Copy each line of the records that contains the word "vehicle".

→ **Data entries**:
= = = =

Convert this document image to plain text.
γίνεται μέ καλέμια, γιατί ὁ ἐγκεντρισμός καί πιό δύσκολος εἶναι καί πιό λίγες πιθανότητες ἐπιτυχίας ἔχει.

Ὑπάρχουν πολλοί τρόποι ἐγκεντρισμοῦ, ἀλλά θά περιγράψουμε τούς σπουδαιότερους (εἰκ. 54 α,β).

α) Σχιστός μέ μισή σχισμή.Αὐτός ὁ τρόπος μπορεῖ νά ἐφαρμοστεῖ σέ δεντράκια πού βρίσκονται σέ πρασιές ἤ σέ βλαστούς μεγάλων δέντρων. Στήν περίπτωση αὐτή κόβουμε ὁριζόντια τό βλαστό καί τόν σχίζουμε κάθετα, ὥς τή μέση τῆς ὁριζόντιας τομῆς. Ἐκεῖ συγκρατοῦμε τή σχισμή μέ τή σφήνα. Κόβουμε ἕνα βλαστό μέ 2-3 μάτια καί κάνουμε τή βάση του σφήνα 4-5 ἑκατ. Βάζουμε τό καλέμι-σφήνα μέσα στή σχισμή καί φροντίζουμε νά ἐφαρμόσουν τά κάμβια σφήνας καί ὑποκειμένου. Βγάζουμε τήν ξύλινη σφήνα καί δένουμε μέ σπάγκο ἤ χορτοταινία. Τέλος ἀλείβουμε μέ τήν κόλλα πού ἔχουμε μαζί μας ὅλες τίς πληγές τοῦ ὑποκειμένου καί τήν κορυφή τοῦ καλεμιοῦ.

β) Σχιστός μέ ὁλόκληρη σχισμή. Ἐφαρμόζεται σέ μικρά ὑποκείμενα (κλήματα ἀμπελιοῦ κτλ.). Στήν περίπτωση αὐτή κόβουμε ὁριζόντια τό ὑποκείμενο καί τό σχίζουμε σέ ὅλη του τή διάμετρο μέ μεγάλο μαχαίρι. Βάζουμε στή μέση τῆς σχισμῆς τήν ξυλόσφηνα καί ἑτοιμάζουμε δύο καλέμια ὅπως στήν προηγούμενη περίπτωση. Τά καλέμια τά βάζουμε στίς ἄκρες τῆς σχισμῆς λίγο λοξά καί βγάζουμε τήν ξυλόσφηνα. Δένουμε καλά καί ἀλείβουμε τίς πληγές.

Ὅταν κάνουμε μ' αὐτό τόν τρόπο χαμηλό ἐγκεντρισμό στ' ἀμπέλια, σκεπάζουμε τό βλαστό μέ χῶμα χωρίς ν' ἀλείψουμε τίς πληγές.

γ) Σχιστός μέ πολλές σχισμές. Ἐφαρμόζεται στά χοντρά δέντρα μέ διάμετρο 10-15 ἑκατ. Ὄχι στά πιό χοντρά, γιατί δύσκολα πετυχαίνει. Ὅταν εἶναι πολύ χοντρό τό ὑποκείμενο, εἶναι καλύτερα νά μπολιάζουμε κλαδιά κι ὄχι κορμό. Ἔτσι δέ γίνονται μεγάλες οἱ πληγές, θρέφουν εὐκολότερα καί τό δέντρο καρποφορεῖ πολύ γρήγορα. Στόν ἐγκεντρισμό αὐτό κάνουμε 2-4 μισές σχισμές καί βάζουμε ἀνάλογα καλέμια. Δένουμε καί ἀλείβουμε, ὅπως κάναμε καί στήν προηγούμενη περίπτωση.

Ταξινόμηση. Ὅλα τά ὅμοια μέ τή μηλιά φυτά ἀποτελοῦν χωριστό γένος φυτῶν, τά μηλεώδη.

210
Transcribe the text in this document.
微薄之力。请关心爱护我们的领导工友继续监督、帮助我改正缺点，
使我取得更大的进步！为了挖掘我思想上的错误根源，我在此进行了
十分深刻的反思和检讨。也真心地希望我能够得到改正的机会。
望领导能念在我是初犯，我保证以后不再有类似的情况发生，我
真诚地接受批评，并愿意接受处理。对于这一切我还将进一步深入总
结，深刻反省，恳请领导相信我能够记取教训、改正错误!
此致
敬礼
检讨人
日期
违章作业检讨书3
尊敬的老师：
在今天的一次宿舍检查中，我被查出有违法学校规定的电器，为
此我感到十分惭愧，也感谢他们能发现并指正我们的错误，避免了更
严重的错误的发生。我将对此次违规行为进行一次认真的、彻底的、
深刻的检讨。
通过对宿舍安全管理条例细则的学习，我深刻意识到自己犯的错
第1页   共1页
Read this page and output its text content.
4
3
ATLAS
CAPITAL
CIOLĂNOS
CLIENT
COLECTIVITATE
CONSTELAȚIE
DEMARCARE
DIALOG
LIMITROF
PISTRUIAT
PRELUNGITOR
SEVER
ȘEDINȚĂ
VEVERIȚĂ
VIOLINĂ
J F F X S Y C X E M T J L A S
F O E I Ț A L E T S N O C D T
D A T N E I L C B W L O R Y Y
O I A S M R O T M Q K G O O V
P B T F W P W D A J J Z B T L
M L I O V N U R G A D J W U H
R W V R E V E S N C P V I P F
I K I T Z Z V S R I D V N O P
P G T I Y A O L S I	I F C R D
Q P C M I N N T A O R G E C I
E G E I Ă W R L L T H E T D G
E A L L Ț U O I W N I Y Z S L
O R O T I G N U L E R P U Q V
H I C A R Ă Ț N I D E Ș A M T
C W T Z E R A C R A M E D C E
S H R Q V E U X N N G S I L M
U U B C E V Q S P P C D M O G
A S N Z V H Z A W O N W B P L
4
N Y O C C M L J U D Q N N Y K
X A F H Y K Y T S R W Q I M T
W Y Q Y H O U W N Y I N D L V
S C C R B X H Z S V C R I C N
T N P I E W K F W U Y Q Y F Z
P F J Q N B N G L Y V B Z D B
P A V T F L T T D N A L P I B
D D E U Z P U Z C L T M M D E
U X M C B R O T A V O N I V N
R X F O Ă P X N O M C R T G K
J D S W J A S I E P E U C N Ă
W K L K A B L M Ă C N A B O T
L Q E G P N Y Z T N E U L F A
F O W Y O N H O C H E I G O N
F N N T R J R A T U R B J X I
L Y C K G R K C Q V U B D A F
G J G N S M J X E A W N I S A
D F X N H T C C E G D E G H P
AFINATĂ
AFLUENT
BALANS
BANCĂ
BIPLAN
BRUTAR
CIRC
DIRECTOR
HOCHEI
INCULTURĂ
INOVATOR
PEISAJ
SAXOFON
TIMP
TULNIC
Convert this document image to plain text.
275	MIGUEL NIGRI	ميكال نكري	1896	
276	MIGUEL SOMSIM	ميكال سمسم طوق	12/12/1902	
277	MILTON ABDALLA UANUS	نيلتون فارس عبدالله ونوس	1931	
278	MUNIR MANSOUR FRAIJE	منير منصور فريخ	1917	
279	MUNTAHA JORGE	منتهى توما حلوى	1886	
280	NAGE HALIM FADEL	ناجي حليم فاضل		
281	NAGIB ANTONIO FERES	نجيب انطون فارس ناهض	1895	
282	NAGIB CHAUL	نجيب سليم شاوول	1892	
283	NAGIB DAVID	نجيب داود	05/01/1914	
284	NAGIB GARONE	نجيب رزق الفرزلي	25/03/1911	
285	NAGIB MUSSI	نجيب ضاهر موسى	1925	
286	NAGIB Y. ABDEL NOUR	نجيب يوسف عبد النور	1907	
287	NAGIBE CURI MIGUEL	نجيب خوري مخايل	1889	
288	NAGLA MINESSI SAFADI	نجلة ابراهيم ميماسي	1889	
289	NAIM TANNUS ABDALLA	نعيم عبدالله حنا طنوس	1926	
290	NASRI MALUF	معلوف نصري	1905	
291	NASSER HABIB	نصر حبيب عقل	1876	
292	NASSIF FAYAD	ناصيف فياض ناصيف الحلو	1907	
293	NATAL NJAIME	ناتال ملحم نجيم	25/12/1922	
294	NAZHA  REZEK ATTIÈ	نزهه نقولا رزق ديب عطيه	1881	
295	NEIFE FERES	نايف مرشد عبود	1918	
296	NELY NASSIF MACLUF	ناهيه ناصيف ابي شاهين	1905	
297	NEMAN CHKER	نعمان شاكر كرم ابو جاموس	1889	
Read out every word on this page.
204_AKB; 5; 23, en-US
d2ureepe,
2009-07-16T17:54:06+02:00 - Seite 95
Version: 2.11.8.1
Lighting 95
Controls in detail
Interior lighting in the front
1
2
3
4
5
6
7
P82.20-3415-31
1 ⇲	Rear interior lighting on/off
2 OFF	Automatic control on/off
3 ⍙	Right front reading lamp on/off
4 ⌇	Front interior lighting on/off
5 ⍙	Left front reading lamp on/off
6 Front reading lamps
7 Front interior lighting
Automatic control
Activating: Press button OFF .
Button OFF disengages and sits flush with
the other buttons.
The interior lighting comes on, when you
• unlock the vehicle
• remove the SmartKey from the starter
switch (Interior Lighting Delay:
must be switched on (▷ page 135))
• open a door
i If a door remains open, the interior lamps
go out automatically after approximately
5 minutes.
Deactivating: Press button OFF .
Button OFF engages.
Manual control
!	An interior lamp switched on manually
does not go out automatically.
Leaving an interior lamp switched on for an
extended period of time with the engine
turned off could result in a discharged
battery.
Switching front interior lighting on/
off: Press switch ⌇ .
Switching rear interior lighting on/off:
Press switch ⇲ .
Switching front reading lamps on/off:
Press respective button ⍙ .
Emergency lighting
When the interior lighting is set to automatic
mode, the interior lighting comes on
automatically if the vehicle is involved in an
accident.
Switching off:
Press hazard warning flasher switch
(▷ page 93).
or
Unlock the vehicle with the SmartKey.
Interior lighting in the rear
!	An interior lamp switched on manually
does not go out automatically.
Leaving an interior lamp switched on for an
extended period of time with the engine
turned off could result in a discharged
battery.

= = = =

→ **Answer to the problem**:
• unlock the vehicle
automatically if the vehicle is involved in an
Unlock the vehicle with the SmartKey.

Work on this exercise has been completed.